* Problem to work on *
Quote the whole listing verbatim.

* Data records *
----

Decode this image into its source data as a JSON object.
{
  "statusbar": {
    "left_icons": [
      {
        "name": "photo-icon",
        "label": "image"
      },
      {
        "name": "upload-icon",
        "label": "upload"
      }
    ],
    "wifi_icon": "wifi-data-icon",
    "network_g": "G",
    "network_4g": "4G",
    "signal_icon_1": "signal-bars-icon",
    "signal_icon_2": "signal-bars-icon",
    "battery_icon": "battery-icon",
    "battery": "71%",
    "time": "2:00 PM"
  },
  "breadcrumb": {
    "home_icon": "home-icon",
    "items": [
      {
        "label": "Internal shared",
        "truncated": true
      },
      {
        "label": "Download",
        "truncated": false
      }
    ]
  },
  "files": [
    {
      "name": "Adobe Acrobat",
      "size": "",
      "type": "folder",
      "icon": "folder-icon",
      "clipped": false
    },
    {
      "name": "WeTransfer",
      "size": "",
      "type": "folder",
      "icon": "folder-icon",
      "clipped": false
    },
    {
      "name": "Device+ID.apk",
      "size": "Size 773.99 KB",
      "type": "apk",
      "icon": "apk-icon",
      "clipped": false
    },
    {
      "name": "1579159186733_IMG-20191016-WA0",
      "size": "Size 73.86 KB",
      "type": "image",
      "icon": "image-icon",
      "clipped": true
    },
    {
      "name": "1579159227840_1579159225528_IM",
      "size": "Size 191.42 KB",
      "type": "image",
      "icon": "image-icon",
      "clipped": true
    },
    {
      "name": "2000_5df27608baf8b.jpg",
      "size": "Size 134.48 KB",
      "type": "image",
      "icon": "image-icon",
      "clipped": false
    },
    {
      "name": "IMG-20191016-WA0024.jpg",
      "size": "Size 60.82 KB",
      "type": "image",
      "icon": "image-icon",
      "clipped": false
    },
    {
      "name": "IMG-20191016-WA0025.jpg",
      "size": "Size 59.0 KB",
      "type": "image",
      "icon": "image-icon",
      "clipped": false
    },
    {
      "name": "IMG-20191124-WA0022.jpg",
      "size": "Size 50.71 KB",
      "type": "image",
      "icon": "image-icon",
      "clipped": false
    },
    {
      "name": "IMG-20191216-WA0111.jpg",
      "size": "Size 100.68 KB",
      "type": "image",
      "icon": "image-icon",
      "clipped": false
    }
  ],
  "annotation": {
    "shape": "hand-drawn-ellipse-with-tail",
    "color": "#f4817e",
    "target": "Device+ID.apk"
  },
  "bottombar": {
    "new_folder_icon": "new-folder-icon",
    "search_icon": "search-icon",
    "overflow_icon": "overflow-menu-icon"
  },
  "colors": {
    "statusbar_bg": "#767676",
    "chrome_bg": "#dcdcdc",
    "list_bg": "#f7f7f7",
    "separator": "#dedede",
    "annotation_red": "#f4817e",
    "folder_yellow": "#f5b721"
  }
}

----

* Response to this exercise *
Decode this image into its source data as a JSON object.
{
  "statusbar": {
    "left_icons": [
      {
        "name": "photo-icon",
        "label": "image"
      },
      {
        "name": "upload-icon",
        "label": "upload"
      }
    ],
    "wifi_icon": "wifi-data-icon",
    "network_g": "G",
    "network_4g": "4G",
    "signal_icon_1": "signal-bars-icon",
    "signal_icon_2": "signal-bars-icon",
    "battery_icon": "battery-icon",
    "battery": "71%",
    "time": "2:00 PM"
  },
  "breadcrumb": {
    "home_icon": "home-icon",
    "items": [
      {
        "label": "Internal shared",
        "truncated": true
      },
      {
        "label": "Download",
        "truncated": false
      }
    ]
  },
  "files": [
    {
      "name": "Adobe Acrobat",
      "size": "",
      "type": "folder",
      "icon": "folder-icon",
      "clipped": false
    },
    {
      "name": "WeTransfer",
      "size": "",
      "type": "folder",
      "icon": "folder-icon",
      "clipped": false
    },
    {
      "name": "Device+ID.apk",
      "size": "Size 773.99 KB",
      "type": "apk",
      "icon": "apk-icon",
      "clipped": false
    },
    {
      "name": "1579159186733_IMG-20191016-WA0",
      "size": "Size 73.86 KB",
      "type": "image",
      "icon": "image-icon",
      "clipped": true
    },
    {
      "name": "1579159227840_1579159225528_IM",
      "size": "Size 191.42 KB",
      "type": "image",
      "icon": "image-icon",
      "clipped": true
    },
    {
      "name": "2000_5df27608baf8b.jpg",
      "size": "Size 134.48 KB",
      "type": "image",
      "icon": "image-icon",
      "clipped": false
    },
    {
      "name": "IMG-20191016-WA0024.jpg",
      "size": "Size 60.82 KB",
      "type": "image",
      "icon": "image-icon",
      "clipped": false
    },
    {
      "name": "IMG-20191016-WA0025.jpg",
      "size": "Size 59.0 KB",
      "type": "image",
      "icon": "image-icon",
      "clipped": false
    },
    {
      "name": "IMG-20191124-WA0022.jpg",
      "size": "Size 50.71 KB",
      "type": "image",
      "icon": "image-icon",
      "clipped": false
    },
    {
      "name": "IMG-20191216-WA0111.jpg",
      "size": "Size 100.68 KB",
      "type": "image",
      "icon": "image-icon",
      "clipped": false
    }
  ],
  "annotation": {
    "shape": "hand-drawn-ellipse-with-tail",
    "color": "#f4817e",
    "target": "Device+ID.apk"
  },
  "bottombar": {
    "new_folder_icon": "new-folder-icon",
    "search_icon": "search-icon",
    "overflow_icon": "overflow-menu-icon"
  },
  "colors": {
    "statusbar_bg": "#767676",
    "chrome_bg": "#dcdcdc",
    "list_bg": "#f7f7f7",
    "separator": "#dedede",
    "annotation_red": "#f4817e",
    "folder_yellow": "#f5b721"
  }
}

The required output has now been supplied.